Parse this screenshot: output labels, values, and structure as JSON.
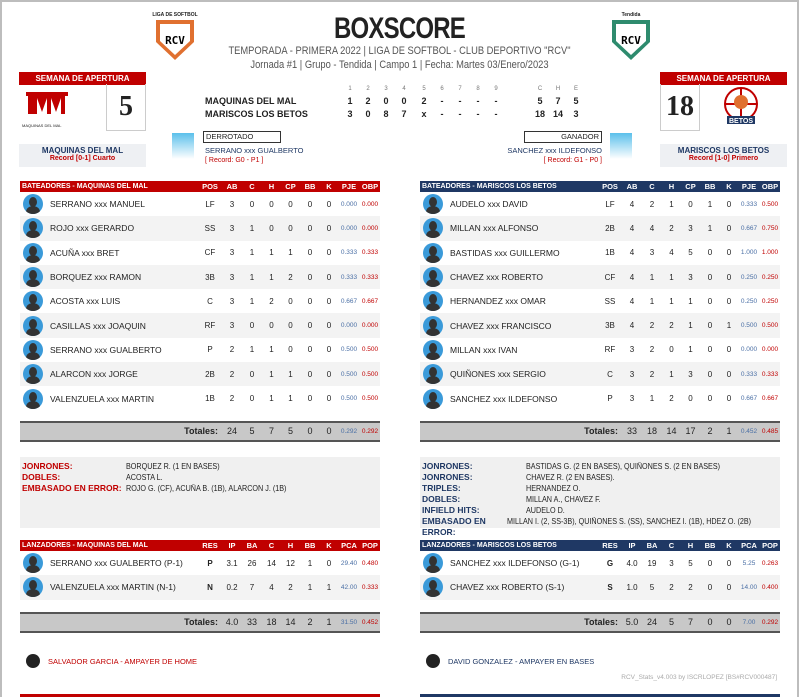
{
  "header": {
    "title": "BOXSCORE",
    "line1": "TEMPORADA - PRIMERA 2022 | LIGA DE SOFTBOL - CLUB DEPORTIVO \"RCV\"",
    "line2": "Jornada #1 | Grupo - Tendida | Campo 1 | Fecha: Martes 03/Enero/2023",
    "logo_left_caption": "LIGA DE SOFTBOL",
    "logo_right_caption": "Tendida",
    "logo_text": "RCV"
  },
  "colors": {
    "red": "#c00000",
    "navy": "#1f3864",
    "orange": "#e07030",
    "green": "#2e8b6e"
  },
  "away": {
    "semana": "SEMANA DE APERTURA",
    "score": "5",
    "name": "MAQUINAS DEL MAL",
    "record": "Record [0-1] Cuarto",
    "logo_text": "MAQUINAS DEL MAL"
  },
  "home": {
    "semana": "SEMANA DE APERTURA",
    "score": "18",
    "name": "MARISCOS LOS BETOS",
    "record": "Record [1-0] Primero",
    "logo_text": "BETOS"
  },
  "linescore": {
    "innings": [
      "1",
      "2",
      "3",
      "4",
      "5",
      "6",
      "7",
      "8",
      "9"
    ],
    "totals_headers": [
      "C",
      "H",
      "E"
    ],
    "rows": [
      {
        "team": "MAQUINAS DEL MAL",
        "runs": [
          "1",
          "2",
          "0",
          "0",
          "2",
          "-",
          "-",
          "-",
          "-"
        ],
        "totals": [
          "5",
          "7",
          "5"
        ]
      },
      {
        "team": "MARISCOS LOS BETOS",
        "runs": [
          "3",
          "0",
          "8",
          "7",
          "x",
          "-",
          "-",
          "-",
          "-"
        ],
        "totals": [
          "18",
          "14",
          "3"
        ]
      }
    ]
  },
  "loser": {
    "label": "DERROTADO",
    "name": "SERRANO xxx GUALBERTO",
    "record": "[ Record: G0 - P1 ]"
  },
  "winner": {
    "label": "GANADOR",
    "name": "SANCHEZ xxx ILDEFONSO",
    "record": "[ Record: G1 - P0 ]"
  },
  "bat_cols": [
    "POS",
    "AB",
    "C",
    "H",
    "CP",
    "BB",
    "K",
    "PJE",
    "OBP"
  ],
  "pit_cols": [
    "RES",
    "IP",
    "BA",
    "C",
    "H",
    "BB",
    "K",
    "PCA",
    "POP"
  ],
  "totals_label": "Totales:",
  "away_bat": {
    "title": "BATEADORES - MAQUINAS DEL MAL",
    "rows": [
      [
        "SERRANO xxx MANUEL",
        "LF",
        "3",
        "0",
        "0",
        "0",
        "0",
        "0",
        "0.000",
        "0.000"
      ],
      [
        "ROJO xxx GERARDO",
        "SS",
        "3",
        "1",
        "0",
        "0",
        "0",
        "0",
        "0.000",
        "0.000"
      ],
      [
        "ACUÑA xxx BRET",
        "CF",
        "3",
        "1",
        "1",
        "1",
        "0",
        "0",
        "0.333",
        "0.333"
      ],
      [
        "BORQUEZ xxx RAMON",
        "3B",
        "3",
        "1",
        "1",
        "2",
        "0",
        "0",
        "0.333",
        "0.333"
      ],
      [
        "ACOSTA xxx LUIS",
        "C",
        "3",
        "1",
        "2",
        "0",
        "0",
        "0",
        "0.667",
        "0.667"
      ],
      [
        "CASILLAS xxx JOAQUIN",
        "RF",
        "3",
        "0",
        "0",
        "0",
        "0",
        "0",
        "0.000",
        "0.000"
      ],
      [
        "SERRANO xxx GUALBERTO",
        "P",
        "2",
        "1",
        "1",
        "0",
        "0",
        "0",
        "0.500",
        "0.500"
      ],
      [
        "ALARCON xxx JORGE",
        "2B",
        "2",
        "0",
        "1",
        "1",
        "0",
        "0",
        "0.500",
        "0.500"
      ],
      [
        "VALENZUELA xxx MARTIN",
        "1B",
        "2",
        "0",
        "1",
        "1",
        "0",
        "0",
        "0.500",
        "0.500"
      ]
    ],
    "totals": [
      "",
      "24",
      "5",
      "7",
      "5",
      "0",
      "0",
      "0.292",
      "0.292"
    ]
  },
  "home_bat": {
    "title": "BATEADORES - MARISCOS LOS BETOS",
    "rows": [
      [
        "AUDELO xxx DAVID",
        "LF",
        "4",
        "2",
        "1",
        "0",
        "1",
        "0",
        "0.333",
        "0.500"
      ],
      [
        "MILLAN xxx ALFONSO",
        "2B",
        "4",
        "4",
        "2",
        "3",
        "1",
        "0",
        "0.667",
        "0.750"
      ],
      [
        "BASTIDAS xxx GUILLERMO",
        "1B",
        "4",
        "3",
        "4",
        "5",
        "0",
        "0",
        "1.000",
        "1.000"
      ],
      [
        "CHAVEZ xxx ROBERTO",
        "CF",
        "4",
        "1",
        "1",
        "3",
        "0",
        "0",
        "0.250",
        "0.250"
      ],
      [
        "HERNANDEZ xxx OMAR",
        "SS",
        "4",
        "1",
        "1",
        "1",
        "0",
        "0",
        "0.250",
        "0.250"
      ],
      [
        "CHAVEZ xxx FRANCISCO",
        "3B",
        "4",
        "2",
        "2",
        "1",
        "0",
        "1",
        "0.500",
        "0.500"
      ],
      [
        "MILLAN xxx IVAN",
        "RF",
        "3",
        "2",
        "0",
        "1",
        "0",
        "0",
        "0.000",
        "0.000"
      ],
      [
        "QUIÑONES xxx SERGIO",
        "C",
        "3",
        "2",
        "1",
        "3",
        "0",
        "0",
        "0.333",
        "0.333"
      ],
      [
        "SANCHEZ xxx ILDEFONSO",
        "P",
        "3",
        "1",
        "2",
        "0",
        "0",
        "0",
        "0.667",
        "0.667"
      ]
    ],
    "totals": [
      "",
      "33",
      "18",
      "14",
      "17",
      "2",
      "1",
      "0.452",
      "0.485"
    ]
  },
  "away_notes": [
    [
      "JONRONES:",
      "BORQUEZ R. (1 EN BASES)"
    ],
    [
      "DOBLES:",
      "ACOSTA L."
    ],
    [
      "EMBASADO EN ERROR:",
      "ROJO G. (CF), ACUÑA B. (1B), ALARCON J. (1B)"
    ]
  ],
  "home_notes": [
    [
      "JONRONES:",
      "BASTIDAS G. (2 EN BASES), QUIÑONES S. (2 EN BASES)"
    ],
    [
      "JONRONES:",
      "CHAVEZ R. (2 EN BASES)."
    ],
    [
      "TRIPLES:",
      "HERNANDEZ O."
    ],
    [
      "DOBLES:",
      "MILLAN A., CHAVEZ F."
    ],
    [
      "INFIELD HITS:",
      "AUDELO D."
    ],
    [
      "EMBASADO EN ERROR:",
      "MILLAN I. (2, SS-3B), QUIÑONES S. (SS), SANCHEZ I. (1B), HDEZ O. (2B)"
    ]
  ],
  "away_pit": {
    "title": "LANZADORES - MAQUINAS DEL MAL",
    "rows": [
      [
        "SERRANO xxx GUALBERTO (P-1)",
        "P",
        "3.1",
        "26",
        "14",
        "12",
        "1",
        "0",
        "29.40",
        "0.480"
      ],
      [
        "VALENZUELA xxx MARTIN (N-1)",
        "N",
        "0.2",
        "7",
        "4",
        "2",
        "1",
        "1",
        "42.00",
        "0.333"
      ]
    ],
    "totals": [
      "",
      "4.0",
      "33",
      "18",
      "14",
      "2",
      "1",
      "31.50",
      "0.452"
    ]
  },
  "home_pit": {
    "title": "LANZADORES - MARISCOS LOS BETOS",
    "rows": [
      [
        "SANCHEZ xxx ILDEFONSO (G-1)",
        "G",
        "4.0",
        "19",
        "3",
        "5",
        "0",
        "0",
        "5.25",
        "0.263"
      ],
      [
        "CHAVEZ xxx ROBERTO (S-1)",
        "S",
        "1.0",
        "5",
        "2",
        "2",
        "0",
        "0",
        "14.00",
        "0.400"
      ]
    ],
    "totals": [
      "",
      "5.0",
      "24",
      "5",
      "7",
      "0",
      "0",
      "7.00",
      "0.292"
    ]
  },
  "umpires": [
    "SALVADOR GARCIA - AMPAYER DE HOME",
    "DAVID GONZALEZ - AMPAYER EN BASES"
  ],
  "credit": "RCV_Stats_v4.003 by ISCRLOPEZ [BS#RCV000487]"
}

________

-- Your objective --
Copy out each line of the records where the string "QUIÑONES" appears.

-- Full output --
        "QUIÑONES xxx SERGIO",
      "BASTIDAS G. (2 EN BASES), QUIÑONES S. (2 EN BASES)"
      "MILLAN I. (2, SS-3B), QUIÑONES S. (SS), SANCHEZ I. (1B), HDEZ O. (2B)"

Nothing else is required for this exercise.